[EXCERPTED TEXT start]

When a petition is otherwise untimely, to obtain PCRA relief under the exception for a newly recognized constitutional right, a petitioner has the burden to plead and prove that “the right asserted is a constitutional right that was recognized by the Supreme Court of the United States or the Supreme Court of Pennsylvania after the time period provided in this section and has been held by that court to apply retroactively. 42 Pa.C.S.A. § 9545(b)(1)(iii) (emphasis added).

Consequently, the only substantive issue for our review is whether Appellant can claim an exception to the statutory PCRA time-bar on the grounds that Miller, supra, (or Batts, supra ) can be applied retroactively to him.7 (See Anders Brief, at 3).

Appellant cannot do so. The United States Supreme Court has not ruled that Miller is retroactive. Furthermore, our Supreme Court, in Commonwealth v. Cunningham, 622 Pa. 543, 81 A.3d 1 (2013), cert. denied, ––– U.S. ––––, 134 S.Ct. 2724, 189 L.Ed.2d 763 (2014), has decided that Miller is not:

Here, applying settled principles of appellate review, nothing in Appellant's arguments persuades us that Miller's proscription of the imposition of mandatory life-without-parole sentences upon offenders under the age of eighteen at the time their crimes were committed must be extended to those whose judgments of sentence were final as of the time of Miller's announcement.

Id. at 11.

[EXCERPTED TEXT end]
[DATA PROVIDED start]

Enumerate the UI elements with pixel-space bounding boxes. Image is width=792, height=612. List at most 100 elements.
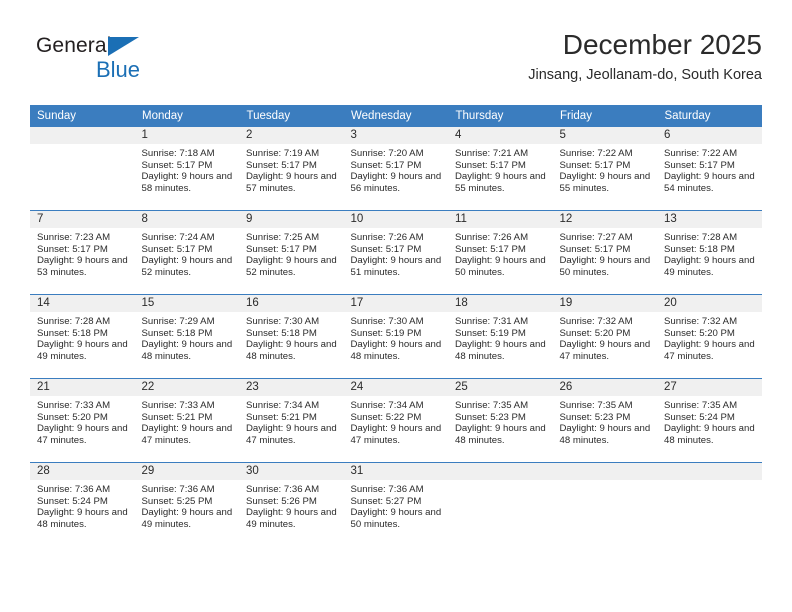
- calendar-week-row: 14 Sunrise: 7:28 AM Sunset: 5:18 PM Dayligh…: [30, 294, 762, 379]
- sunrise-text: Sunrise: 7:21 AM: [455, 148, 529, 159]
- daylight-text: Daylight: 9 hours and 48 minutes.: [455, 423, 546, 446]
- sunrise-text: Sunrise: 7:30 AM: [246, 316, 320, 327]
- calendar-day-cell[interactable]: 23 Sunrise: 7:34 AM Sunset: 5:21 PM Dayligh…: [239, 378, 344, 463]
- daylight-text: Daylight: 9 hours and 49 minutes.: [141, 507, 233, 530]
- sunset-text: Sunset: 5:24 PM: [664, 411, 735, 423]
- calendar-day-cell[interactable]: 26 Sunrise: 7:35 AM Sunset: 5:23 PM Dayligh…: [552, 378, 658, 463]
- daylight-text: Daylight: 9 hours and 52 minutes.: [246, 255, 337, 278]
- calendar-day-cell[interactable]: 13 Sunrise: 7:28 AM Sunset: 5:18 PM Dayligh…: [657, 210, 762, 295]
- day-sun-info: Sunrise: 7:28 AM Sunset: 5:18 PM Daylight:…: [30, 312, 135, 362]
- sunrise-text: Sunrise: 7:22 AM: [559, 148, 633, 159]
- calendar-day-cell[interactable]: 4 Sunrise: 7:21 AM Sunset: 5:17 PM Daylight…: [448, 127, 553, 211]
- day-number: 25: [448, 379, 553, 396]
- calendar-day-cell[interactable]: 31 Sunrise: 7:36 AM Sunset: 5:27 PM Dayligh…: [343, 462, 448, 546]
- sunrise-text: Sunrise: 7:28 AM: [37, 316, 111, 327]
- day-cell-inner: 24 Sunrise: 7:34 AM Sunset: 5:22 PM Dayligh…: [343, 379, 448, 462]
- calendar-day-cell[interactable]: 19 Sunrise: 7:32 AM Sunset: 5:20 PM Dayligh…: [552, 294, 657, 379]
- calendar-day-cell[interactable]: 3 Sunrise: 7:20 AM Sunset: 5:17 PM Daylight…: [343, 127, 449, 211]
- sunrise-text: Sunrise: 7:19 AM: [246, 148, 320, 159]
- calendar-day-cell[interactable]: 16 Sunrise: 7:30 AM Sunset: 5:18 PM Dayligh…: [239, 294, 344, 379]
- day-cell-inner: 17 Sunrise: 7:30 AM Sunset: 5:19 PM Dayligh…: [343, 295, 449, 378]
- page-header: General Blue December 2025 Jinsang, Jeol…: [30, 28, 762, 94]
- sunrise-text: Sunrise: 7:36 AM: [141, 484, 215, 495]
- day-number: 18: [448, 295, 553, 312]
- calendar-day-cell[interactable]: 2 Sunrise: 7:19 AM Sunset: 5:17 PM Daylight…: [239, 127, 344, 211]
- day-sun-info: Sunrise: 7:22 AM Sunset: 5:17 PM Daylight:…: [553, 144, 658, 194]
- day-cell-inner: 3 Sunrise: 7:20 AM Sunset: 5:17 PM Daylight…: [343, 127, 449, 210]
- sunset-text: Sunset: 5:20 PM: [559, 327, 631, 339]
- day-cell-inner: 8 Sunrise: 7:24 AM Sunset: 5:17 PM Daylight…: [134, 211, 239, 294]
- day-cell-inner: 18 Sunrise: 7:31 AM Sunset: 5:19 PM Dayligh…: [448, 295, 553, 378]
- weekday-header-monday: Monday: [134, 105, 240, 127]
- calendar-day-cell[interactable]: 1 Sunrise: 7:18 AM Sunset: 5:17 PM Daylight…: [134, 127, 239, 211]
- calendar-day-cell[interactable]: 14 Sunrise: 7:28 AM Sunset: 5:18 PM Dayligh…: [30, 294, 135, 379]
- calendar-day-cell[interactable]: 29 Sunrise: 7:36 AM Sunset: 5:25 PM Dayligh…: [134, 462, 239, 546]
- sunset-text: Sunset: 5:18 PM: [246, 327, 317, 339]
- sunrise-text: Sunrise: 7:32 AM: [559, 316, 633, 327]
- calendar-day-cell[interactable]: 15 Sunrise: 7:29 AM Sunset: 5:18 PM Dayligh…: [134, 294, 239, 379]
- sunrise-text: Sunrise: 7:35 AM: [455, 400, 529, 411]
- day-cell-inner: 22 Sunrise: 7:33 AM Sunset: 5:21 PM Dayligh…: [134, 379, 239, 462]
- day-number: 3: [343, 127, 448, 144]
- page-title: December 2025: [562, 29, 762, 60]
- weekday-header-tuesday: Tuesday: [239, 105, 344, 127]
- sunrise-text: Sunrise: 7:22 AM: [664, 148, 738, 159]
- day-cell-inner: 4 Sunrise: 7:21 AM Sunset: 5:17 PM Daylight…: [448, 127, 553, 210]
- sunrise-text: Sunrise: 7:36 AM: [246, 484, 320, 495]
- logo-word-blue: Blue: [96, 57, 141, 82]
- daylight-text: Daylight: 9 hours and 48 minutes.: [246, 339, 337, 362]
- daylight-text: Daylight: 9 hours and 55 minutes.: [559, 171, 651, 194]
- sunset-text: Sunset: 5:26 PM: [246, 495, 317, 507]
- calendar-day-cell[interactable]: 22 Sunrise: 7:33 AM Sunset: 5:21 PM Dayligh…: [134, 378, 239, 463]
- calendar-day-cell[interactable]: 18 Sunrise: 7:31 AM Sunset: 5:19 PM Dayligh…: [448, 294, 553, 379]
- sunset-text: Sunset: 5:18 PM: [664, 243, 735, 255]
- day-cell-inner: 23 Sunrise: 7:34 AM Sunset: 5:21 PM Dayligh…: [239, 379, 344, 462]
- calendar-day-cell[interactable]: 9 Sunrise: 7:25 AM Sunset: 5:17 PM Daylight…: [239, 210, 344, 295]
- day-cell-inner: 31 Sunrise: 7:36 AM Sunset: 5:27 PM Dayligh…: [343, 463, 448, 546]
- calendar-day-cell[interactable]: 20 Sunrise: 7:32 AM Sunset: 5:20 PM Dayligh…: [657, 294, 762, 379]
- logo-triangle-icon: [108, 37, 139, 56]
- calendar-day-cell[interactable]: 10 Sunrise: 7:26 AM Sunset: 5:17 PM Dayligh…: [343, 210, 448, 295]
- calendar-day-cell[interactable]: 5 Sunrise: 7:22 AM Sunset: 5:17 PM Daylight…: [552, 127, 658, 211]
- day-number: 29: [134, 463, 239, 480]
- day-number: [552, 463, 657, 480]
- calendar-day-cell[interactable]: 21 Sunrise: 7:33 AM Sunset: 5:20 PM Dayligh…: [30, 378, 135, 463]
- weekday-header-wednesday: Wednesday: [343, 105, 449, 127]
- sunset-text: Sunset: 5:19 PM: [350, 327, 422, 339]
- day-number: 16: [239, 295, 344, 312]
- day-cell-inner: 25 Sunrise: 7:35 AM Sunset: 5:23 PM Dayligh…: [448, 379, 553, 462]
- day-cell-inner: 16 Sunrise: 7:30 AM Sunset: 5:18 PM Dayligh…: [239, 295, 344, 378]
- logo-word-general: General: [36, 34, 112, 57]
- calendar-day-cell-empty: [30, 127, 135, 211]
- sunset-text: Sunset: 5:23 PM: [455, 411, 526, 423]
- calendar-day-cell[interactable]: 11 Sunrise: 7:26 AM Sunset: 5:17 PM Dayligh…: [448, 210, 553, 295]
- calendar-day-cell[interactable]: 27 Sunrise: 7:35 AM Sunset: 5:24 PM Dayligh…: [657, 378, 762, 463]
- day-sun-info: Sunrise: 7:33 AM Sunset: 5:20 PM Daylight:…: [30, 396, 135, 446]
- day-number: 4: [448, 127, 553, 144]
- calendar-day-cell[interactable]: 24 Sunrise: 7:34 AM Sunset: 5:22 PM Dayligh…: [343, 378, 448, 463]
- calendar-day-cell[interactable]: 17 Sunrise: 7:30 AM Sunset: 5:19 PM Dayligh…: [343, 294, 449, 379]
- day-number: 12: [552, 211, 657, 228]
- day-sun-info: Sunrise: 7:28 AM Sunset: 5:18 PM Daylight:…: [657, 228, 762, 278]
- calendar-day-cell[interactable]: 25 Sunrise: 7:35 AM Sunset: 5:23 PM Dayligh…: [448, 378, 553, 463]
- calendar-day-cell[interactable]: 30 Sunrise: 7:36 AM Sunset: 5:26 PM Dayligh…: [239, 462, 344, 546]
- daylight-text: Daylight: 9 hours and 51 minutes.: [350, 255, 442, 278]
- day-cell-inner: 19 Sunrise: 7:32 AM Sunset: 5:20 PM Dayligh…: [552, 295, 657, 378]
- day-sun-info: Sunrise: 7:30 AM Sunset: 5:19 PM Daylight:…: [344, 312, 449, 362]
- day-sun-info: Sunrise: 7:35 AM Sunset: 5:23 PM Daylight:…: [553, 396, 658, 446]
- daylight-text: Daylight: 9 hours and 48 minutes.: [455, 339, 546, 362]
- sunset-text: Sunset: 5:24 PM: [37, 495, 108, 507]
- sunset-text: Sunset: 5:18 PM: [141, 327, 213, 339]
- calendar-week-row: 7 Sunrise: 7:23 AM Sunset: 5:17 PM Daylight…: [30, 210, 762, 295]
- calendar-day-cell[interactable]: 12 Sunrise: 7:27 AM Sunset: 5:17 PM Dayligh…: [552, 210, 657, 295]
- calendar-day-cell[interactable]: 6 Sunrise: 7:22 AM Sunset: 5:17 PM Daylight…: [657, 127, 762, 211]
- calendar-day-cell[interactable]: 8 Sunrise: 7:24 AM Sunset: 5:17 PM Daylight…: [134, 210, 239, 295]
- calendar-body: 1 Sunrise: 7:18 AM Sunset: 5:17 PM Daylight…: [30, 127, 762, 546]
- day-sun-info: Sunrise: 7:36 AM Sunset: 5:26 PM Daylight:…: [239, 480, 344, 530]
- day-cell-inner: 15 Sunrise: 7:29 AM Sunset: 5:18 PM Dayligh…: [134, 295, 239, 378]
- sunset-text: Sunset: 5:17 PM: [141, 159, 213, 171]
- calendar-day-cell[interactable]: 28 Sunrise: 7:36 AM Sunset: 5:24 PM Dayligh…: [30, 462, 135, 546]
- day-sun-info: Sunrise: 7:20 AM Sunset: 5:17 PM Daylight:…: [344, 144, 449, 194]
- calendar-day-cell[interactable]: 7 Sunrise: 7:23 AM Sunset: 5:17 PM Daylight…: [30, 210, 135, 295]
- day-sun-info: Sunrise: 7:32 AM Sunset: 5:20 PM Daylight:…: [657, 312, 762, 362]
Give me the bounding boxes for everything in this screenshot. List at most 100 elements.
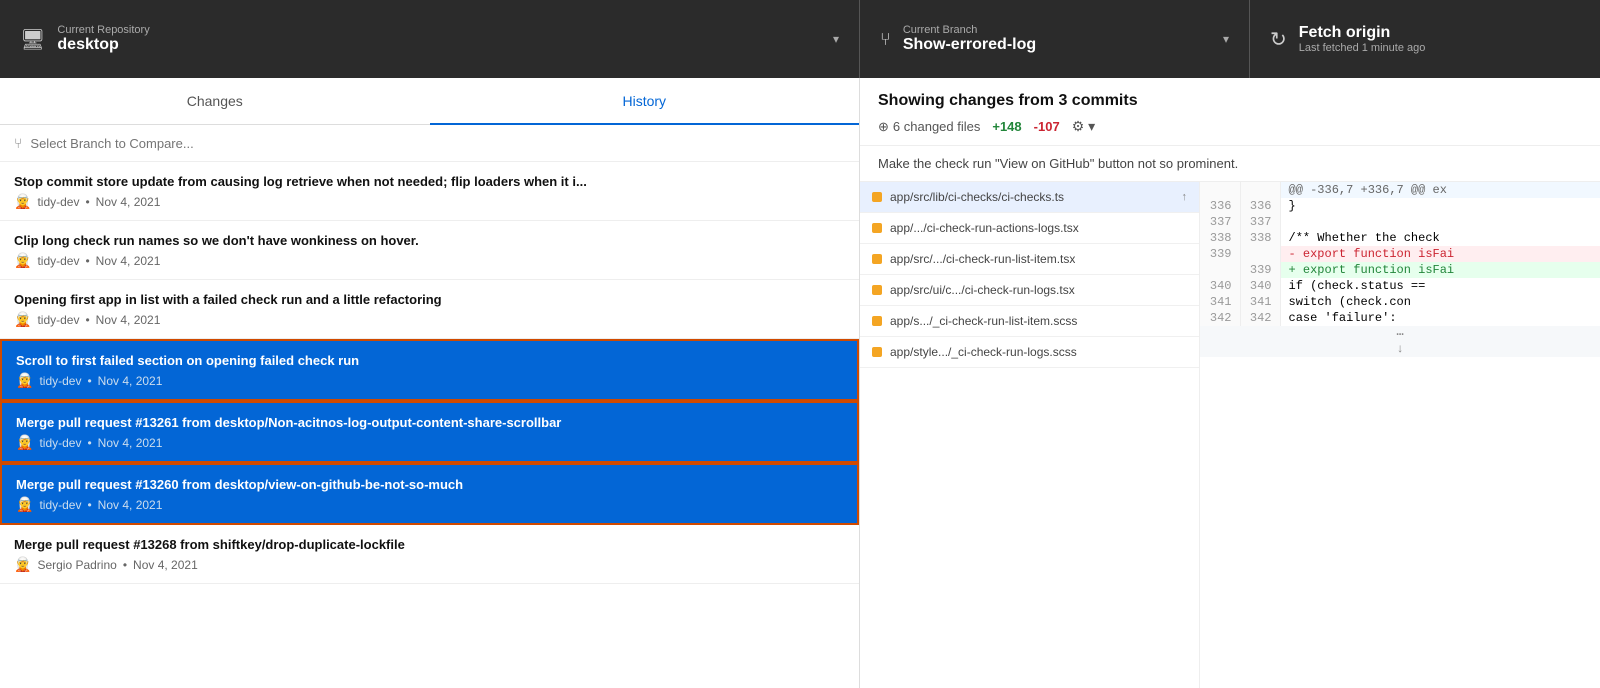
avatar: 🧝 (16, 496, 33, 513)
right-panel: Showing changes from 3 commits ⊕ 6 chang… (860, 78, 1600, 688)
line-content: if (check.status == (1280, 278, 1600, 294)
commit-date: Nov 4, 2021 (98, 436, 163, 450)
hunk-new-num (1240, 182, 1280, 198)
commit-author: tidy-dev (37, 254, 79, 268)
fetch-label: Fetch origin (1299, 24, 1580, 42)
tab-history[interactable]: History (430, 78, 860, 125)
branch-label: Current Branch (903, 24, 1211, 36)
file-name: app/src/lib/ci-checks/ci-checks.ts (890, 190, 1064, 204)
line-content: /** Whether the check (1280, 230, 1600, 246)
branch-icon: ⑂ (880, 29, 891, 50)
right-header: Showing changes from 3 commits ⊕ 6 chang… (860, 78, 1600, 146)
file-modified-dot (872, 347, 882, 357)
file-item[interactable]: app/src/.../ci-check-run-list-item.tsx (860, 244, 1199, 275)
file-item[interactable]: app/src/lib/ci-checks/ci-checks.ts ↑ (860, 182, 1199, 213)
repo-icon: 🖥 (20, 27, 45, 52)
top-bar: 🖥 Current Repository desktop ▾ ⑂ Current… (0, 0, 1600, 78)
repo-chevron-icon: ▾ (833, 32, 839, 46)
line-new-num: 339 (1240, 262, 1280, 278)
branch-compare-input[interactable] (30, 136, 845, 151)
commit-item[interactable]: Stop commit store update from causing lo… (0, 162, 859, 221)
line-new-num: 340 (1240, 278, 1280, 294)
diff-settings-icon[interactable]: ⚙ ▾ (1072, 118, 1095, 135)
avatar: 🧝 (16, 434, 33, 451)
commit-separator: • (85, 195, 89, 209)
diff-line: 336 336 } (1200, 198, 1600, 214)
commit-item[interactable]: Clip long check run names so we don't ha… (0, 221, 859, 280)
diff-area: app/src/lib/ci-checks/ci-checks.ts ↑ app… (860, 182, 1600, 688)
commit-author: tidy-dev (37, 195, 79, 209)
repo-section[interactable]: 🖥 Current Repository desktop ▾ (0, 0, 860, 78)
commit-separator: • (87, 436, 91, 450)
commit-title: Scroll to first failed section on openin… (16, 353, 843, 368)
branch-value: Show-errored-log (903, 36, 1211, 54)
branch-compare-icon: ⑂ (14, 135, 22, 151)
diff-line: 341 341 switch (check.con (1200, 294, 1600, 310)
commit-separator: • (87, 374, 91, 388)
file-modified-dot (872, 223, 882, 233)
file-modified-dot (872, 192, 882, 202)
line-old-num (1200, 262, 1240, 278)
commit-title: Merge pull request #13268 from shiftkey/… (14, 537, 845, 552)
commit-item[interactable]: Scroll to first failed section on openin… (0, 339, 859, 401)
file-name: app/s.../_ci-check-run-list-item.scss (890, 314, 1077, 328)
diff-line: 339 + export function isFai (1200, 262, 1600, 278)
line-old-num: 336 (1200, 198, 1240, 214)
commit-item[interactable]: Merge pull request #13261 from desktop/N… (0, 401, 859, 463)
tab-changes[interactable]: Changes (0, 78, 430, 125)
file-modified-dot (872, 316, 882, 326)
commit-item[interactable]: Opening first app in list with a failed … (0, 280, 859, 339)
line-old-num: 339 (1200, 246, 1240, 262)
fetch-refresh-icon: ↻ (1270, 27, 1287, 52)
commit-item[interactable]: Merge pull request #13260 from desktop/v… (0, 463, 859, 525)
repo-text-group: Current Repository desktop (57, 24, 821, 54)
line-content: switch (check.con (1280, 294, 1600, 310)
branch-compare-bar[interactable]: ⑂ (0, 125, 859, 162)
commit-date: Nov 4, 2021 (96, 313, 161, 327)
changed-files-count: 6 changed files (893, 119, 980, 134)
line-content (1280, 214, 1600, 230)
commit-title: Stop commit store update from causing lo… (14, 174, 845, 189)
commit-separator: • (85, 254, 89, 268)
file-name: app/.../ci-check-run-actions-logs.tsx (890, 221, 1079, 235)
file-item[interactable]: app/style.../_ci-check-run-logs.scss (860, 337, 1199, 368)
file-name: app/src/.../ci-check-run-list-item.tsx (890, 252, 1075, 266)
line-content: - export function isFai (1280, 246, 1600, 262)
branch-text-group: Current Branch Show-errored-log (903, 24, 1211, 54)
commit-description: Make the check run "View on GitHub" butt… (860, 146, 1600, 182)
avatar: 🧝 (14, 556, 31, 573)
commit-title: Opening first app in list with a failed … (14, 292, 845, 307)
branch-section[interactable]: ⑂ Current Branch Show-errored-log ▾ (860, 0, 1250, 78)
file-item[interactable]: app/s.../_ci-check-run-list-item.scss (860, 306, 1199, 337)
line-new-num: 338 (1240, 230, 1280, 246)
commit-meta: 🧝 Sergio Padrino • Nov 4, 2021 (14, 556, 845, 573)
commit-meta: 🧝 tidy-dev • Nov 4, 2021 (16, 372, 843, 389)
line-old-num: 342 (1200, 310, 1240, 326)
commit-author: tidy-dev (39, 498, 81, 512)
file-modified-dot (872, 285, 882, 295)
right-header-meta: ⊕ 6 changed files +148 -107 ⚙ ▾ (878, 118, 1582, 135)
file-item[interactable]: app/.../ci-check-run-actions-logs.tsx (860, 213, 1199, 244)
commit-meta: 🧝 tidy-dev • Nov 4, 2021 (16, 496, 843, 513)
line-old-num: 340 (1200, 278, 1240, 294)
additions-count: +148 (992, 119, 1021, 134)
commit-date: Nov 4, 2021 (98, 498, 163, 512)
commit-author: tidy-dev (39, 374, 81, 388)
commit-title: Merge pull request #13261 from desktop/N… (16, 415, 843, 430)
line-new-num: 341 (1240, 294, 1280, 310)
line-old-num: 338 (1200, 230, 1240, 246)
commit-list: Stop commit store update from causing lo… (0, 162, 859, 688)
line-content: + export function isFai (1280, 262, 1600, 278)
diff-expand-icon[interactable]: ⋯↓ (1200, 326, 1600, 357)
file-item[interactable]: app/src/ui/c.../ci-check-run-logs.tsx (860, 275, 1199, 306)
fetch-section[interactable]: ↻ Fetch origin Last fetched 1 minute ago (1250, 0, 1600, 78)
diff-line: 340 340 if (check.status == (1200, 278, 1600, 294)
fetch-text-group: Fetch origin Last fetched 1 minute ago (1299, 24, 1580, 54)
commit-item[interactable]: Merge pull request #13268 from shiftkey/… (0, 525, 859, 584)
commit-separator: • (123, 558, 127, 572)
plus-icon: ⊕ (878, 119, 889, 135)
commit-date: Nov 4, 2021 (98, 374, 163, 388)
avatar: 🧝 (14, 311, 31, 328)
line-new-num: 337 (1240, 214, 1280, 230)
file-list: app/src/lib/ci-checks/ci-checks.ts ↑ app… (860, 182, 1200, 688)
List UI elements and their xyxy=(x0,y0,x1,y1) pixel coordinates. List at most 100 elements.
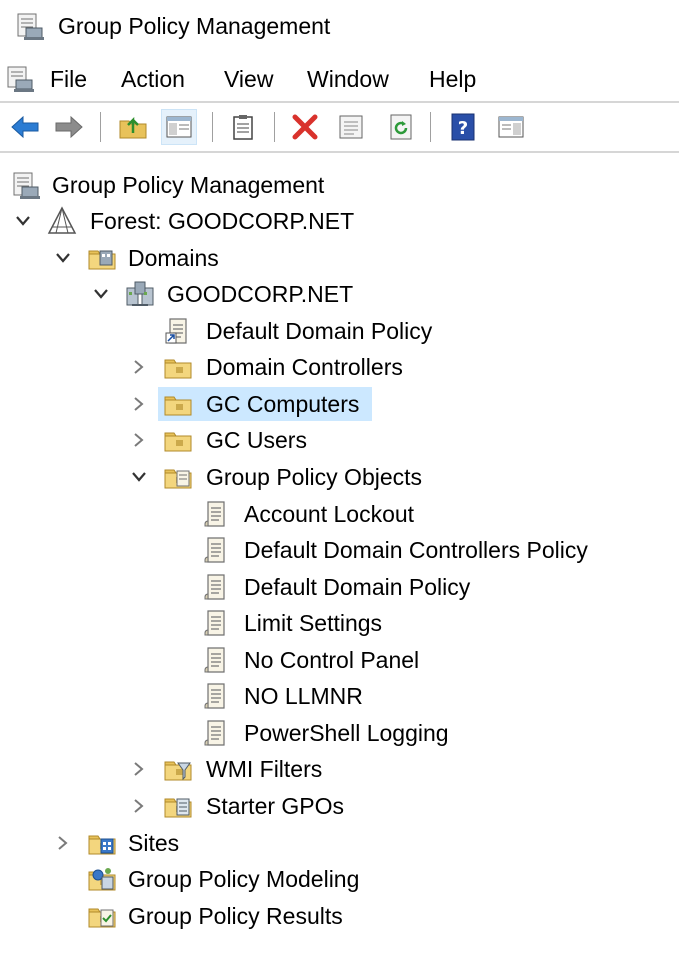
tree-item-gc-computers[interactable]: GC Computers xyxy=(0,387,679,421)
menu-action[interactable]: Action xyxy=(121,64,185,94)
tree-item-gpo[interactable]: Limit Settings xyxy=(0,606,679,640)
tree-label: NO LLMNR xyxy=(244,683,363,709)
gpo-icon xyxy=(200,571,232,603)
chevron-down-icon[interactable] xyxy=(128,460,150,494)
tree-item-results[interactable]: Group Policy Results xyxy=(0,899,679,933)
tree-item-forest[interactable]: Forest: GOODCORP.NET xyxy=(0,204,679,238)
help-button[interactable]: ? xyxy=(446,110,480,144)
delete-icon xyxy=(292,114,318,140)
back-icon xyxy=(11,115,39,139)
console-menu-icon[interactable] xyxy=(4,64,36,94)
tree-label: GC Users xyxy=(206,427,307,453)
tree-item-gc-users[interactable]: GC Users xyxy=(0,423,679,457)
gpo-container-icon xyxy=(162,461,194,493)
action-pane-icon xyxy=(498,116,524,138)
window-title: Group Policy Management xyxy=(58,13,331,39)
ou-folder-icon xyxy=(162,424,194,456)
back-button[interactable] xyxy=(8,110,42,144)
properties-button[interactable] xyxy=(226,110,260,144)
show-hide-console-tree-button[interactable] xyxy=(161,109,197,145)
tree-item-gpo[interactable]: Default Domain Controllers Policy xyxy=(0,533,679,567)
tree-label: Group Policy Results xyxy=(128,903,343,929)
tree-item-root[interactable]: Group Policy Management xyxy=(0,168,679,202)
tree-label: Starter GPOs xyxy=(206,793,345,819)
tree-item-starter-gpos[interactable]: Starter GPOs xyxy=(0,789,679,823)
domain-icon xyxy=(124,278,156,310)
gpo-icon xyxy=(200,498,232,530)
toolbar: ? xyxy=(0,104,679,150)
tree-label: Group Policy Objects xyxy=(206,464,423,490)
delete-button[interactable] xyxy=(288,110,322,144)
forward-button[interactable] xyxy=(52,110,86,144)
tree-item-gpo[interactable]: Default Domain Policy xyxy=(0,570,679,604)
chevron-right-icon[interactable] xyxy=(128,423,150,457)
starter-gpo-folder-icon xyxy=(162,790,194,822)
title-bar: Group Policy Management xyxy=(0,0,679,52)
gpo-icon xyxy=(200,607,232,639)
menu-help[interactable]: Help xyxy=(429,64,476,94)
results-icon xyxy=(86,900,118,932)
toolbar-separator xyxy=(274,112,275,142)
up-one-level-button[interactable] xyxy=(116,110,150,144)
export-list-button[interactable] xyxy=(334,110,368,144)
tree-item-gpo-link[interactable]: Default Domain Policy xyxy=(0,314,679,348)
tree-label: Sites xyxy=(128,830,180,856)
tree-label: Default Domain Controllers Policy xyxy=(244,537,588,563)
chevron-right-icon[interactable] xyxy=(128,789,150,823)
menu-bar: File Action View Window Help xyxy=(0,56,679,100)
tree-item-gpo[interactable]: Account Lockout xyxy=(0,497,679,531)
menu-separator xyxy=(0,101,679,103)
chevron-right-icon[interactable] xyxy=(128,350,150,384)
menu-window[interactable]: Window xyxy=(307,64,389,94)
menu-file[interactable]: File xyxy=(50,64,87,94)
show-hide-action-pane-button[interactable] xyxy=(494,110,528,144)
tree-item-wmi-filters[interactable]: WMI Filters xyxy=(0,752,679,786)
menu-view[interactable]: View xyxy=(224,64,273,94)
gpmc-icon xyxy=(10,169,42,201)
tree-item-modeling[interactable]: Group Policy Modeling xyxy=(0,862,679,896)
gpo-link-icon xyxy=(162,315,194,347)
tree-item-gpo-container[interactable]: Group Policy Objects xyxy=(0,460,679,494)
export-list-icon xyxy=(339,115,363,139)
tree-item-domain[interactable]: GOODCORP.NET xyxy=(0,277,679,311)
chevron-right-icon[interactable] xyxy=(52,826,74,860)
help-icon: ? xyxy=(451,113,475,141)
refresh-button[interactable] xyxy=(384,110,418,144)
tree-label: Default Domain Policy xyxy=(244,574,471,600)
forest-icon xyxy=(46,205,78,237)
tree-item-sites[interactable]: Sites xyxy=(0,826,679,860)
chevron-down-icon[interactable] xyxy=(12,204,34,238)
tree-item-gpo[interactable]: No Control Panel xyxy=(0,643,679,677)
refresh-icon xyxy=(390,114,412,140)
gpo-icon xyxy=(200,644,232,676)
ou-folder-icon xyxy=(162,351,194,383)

[DATA PROVIDED end]

▶ _TASK LIST_
[1] Using the excerpt on the PCRA time-bar, explain why Appellant cannot claim the exception for a newly recognized constitutional right based on Miller.
[2] Copy the lines of the listing verbatim, starting at the line that contains "- calendar-week-row: 14" and ending at the line that contains "- calendar-day-cell[interactable]: 26".

▶ _ANSWERS TO THE EXERCISE_
[1] The exception requires a right that the Supreme Court of the United States or the Supreme Court of Pennsylvania has held to apply retroactively. The United States Supreme Court has not ruled that Miller is retroactive. The Pennsylvania Supreme Court, in Commonwealth v. Cunningham, decided that it is not.

[2]
- calendar-week-row: 14 Sunrise: 7:28 AM Sunset: 5:18 PM Dayligh…: [30, 294, 762, 379]
- sunrise-text: Sunrise: 7:21 AM: [455, 148, 529, 159]
- daylight-text: Daylight: 9 hours and 48 minutes.: [455, 423, 546, 446]
- sunrise-text: Sunrise: 7:30 AM: [246, 316, 320, 327]
- calendar-day-cell[interactable]: 23 Sunrise: 7:34 AM Sunset: 5:21 PM Dayligh…: [239, 378, 344, 463]
- daylight-text: Daylight: 9 hours and 49 minutes.: [141, 507, 233, 530]
- sunset-text: Sunset: 5:24 PM: [664, 411, 735, 423]
- calendar-day-cell[interactable]: 26 Sunrise: 7:35 AM Sunset: 5:23 PM Dayligh…: [552, 378, 658, 463]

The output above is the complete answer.